== TASK MATERIAL ==

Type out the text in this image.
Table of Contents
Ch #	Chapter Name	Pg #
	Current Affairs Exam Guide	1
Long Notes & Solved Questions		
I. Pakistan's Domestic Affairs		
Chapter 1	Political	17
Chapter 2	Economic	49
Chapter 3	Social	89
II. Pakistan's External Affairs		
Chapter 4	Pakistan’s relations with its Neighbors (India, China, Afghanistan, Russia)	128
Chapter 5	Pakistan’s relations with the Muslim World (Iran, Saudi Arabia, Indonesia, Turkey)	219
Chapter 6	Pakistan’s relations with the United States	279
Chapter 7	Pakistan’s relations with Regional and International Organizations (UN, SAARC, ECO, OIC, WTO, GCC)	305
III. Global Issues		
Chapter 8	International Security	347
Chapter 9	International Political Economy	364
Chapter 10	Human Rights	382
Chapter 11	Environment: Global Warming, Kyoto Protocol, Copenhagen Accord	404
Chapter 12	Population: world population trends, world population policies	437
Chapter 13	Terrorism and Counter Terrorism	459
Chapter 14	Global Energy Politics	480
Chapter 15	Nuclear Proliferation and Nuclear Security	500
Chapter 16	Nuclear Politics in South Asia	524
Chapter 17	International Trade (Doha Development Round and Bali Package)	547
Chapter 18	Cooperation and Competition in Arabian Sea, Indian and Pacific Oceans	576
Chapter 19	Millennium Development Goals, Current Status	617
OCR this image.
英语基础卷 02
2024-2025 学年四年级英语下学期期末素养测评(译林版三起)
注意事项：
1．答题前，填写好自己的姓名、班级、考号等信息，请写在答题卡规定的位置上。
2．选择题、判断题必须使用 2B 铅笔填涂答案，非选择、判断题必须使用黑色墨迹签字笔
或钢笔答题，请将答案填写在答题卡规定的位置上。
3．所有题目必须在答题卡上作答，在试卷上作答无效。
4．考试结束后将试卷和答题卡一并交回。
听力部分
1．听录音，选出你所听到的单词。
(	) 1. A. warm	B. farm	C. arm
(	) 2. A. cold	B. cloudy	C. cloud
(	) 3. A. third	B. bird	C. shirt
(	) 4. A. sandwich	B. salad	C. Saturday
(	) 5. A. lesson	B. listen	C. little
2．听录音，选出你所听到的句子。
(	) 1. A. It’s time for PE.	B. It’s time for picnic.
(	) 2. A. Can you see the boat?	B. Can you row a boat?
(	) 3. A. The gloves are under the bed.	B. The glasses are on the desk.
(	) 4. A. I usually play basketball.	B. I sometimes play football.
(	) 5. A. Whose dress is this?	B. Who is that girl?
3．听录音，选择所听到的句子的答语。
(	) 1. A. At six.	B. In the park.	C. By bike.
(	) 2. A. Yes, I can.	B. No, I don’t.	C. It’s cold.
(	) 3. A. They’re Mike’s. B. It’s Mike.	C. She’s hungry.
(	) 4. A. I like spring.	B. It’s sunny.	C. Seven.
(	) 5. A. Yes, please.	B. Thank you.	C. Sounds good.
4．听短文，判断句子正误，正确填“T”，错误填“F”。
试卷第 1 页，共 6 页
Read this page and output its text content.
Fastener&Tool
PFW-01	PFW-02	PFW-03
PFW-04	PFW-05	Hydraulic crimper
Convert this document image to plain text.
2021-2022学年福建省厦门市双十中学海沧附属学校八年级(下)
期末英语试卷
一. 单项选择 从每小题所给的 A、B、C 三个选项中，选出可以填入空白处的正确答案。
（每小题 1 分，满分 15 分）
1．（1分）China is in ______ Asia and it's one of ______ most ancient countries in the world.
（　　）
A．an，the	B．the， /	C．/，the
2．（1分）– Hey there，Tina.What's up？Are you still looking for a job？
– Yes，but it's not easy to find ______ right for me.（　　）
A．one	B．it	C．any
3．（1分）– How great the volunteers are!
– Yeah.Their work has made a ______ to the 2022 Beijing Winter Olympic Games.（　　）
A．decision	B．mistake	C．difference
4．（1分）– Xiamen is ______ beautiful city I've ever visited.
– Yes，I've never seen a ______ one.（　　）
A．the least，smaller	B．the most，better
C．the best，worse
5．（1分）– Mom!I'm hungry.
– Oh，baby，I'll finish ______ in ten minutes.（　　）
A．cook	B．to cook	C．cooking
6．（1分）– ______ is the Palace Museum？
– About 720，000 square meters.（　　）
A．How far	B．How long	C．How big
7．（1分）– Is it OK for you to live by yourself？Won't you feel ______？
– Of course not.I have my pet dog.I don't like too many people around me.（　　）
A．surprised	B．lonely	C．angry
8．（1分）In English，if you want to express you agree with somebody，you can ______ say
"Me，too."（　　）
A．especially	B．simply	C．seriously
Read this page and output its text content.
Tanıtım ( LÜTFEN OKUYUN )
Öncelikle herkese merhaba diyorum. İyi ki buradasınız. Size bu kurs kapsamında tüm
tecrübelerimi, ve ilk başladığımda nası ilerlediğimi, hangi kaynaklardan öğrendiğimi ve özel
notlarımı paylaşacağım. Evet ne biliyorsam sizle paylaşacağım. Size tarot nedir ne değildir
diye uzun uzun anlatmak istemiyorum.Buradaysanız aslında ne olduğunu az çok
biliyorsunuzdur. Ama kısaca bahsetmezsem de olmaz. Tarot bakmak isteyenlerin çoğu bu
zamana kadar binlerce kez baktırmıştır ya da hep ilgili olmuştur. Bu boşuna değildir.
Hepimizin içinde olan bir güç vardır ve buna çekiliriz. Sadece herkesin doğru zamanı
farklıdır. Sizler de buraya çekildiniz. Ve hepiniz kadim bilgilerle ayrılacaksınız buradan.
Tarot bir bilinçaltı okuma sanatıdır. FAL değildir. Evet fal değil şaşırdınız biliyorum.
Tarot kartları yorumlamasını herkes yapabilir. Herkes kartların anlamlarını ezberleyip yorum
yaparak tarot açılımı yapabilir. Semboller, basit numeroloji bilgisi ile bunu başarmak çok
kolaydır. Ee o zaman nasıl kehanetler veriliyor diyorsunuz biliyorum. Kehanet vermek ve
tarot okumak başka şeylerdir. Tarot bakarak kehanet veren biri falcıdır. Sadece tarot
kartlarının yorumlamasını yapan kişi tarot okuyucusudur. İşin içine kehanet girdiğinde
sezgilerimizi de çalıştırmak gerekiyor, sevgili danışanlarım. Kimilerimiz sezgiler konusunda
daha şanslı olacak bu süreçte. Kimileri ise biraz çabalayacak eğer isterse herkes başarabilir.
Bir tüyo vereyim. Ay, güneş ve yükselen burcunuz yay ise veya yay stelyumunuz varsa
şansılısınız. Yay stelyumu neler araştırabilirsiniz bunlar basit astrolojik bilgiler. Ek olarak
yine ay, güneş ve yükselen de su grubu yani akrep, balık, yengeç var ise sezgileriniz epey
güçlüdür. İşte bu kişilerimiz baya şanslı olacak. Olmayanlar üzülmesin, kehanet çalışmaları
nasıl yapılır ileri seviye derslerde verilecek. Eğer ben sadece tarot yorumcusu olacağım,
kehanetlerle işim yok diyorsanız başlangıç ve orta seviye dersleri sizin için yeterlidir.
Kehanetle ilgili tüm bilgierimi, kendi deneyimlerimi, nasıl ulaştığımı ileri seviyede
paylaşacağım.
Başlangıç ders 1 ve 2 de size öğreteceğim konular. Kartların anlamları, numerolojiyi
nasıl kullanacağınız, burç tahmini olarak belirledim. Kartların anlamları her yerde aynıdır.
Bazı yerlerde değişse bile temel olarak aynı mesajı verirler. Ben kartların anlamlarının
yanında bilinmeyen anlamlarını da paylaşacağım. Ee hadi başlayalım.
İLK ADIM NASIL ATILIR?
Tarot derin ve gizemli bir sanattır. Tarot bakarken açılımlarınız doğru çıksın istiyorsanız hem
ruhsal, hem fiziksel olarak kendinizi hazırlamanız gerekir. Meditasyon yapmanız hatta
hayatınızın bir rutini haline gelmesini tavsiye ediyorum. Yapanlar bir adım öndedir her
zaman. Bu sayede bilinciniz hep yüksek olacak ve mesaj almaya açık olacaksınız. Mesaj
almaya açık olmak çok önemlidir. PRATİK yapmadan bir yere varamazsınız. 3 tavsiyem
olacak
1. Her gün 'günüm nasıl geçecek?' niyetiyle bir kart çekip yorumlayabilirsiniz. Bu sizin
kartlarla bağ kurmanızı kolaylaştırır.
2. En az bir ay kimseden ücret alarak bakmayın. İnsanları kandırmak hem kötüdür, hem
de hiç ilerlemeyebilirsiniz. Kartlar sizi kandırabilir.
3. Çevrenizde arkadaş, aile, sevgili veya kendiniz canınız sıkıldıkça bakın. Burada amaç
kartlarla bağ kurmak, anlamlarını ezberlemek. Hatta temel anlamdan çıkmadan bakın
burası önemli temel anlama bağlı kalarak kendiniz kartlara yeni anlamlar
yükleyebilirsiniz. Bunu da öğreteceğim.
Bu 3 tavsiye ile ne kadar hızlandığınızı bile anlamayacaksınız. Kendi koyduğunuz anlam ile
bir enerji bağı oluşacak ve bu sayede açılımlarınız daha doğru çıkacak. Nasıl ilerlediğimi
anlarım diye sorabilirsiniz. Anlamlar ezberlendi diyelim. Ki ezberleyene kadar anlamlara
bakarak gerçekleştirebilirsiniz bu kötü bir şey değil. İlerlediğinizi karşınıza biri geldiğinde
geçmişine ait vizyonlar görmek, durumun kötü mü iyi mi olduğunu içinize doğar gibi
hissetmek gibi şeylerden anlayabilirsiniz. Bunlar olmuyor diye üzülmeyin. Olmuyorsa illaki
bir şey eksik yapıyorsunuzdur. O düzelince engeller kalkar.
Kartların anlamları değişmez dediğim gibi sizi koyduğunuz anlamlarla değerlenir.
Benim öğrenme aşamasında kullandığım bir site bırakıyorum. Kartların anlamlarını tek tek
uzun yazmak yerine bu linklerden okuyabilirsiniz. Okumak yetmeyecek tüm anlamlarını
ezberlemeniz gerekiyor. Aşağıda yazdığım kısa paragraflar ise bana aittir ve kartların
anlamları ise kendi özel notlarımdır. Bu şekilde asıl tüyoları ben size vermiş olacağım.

===

## TASK INSTRUCTIONS
Gather every line containing the word "relations" and copy it.

## SOLUTION
Chapter 4	Pakistan’s relations with its Neighbors (India, China, Afghanistan, Russia)	128
Chapter 5	Pakistan’s relations with the Muslim World (Iran, Saudi Arabia, Indonesia, Turkey)	219
Chapter 6	Pakistan’s relations with the United States	279
Chapter 7	Pakistan’s relations with Regional and International Organizations (UN, SAARC, ECO, OIC, WTO, GCC)	305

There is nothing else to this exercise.